**WHAT IS NEEDED:** Bring together all lines of the material below that contain the string "name".

[Records]
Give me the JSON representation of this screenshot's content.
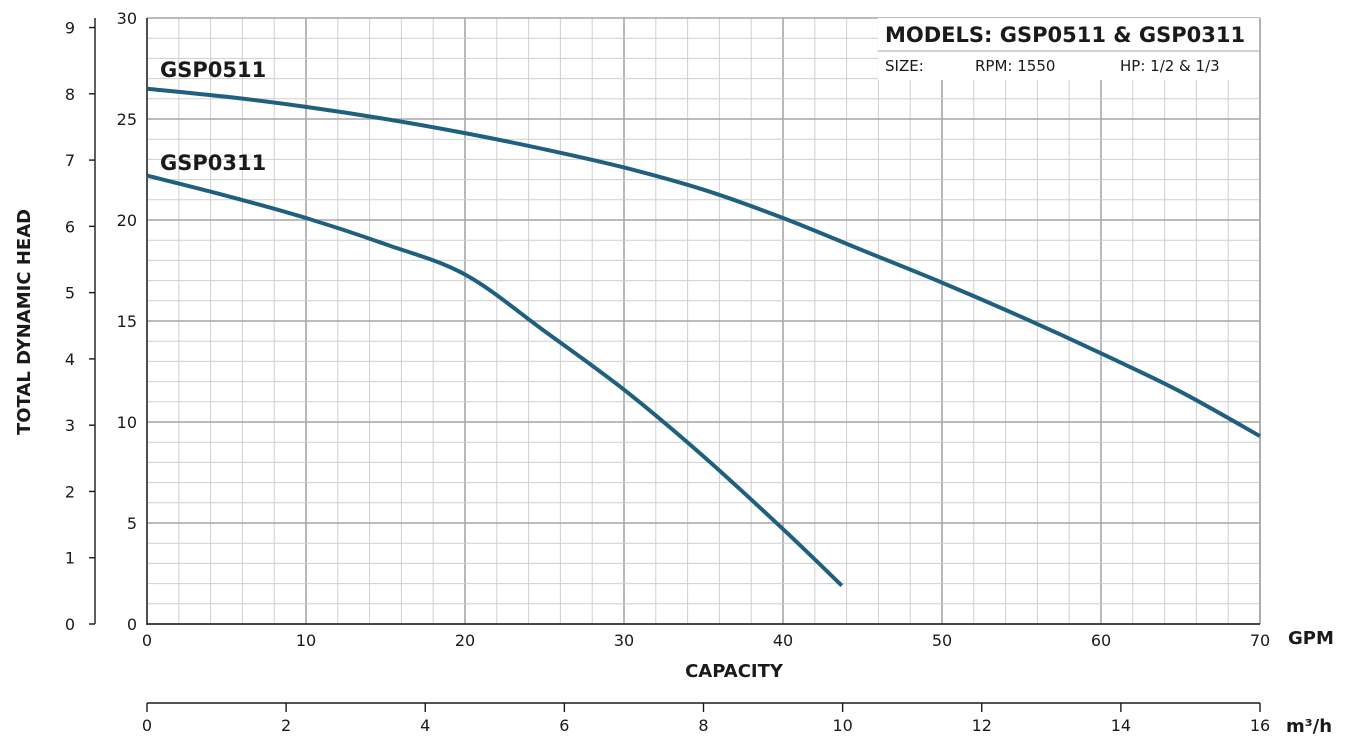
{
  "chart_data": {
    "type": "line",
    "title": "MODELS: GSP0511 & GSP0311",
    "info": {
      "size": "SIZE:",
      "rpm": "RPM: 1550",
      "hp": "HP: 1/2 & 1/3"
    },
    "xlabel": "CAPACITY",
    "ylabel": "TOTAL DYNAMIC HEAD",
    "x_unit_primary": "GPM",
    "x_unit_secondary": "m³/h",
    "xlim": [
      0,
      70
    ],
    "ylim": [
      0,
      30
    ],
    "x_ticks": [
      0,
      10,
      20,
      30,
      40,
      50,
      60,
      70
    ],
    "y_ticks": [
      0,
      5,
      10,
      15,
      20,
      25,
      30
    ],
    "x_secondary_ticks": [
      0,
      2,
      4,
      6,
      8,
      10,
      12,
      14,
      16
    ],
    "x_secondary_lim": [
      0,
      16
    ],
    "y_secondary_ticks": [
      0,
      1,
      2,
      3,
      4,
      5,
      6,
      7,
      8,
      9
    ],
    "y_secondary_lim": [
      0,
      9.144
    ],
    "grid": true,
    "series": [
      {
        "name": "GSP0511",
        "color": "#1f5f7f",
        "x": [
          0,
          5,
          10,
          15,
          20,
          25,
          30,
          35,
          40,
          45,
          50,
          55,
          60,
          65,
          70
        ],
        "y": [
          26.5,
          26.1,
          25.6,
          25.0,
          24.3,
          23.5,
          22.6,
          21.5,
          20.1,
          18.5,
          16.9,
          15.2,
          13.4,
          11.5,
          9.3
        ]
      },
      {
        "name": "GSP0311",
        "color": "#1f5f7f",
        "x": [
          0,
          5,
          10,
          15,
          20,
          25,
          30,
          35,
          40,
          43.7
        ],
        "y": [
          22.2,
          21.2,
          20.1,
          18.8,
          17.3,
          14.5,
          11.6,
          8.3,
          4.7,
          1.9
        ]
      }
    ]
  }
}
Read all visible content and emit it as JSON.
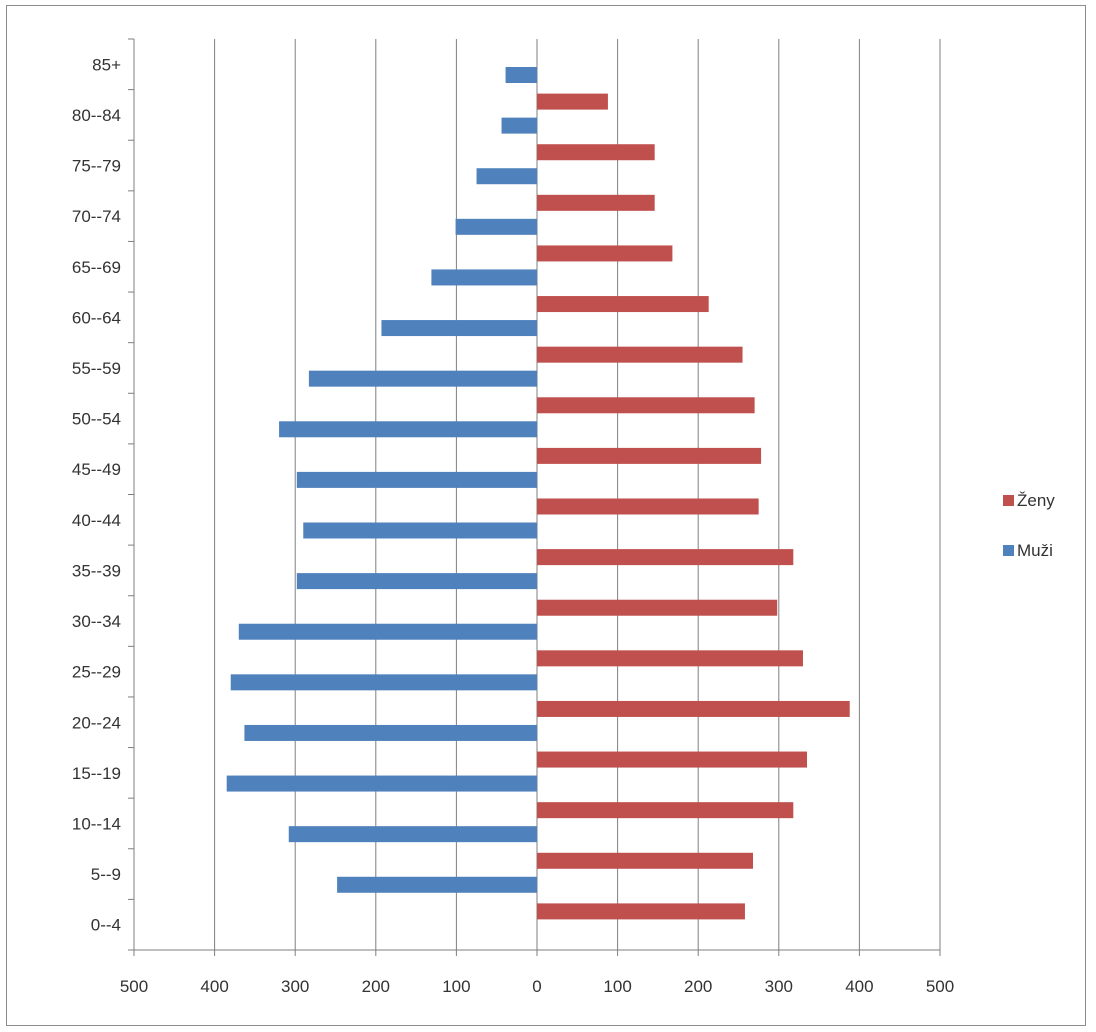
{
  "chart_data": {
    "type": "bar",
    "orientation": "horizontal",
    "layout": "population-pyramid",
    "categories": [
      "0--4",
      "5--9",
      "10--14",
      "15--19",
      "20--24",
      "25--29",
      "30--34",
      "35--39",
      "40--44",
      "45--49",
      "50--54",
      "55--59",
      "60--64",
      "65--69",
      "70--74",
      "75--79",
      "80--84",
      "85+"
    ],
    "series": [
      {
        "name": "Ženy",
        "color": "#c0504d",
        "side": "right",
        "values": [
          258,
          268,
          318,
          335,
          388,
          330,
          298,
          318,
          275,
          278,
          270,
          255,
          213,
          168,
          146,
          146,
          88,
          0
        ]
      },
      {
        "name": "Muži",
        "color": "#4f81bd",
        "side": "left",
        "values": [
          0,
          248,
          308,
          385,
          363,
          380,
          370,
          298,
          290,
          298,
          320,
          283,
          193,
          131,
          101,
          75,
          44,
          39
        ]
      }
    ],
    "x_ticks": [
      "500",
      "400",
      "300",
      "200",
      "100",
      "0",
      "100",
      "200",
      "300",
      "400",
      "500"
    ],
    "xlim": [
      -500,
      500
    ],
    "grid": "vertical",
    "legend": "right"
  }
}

**ANSWER FOR THIS EXERCISE:**
        "name": "GSP0511",
        "name": "GSP0311",
        "name": "Ženy",
        "name": "Muži",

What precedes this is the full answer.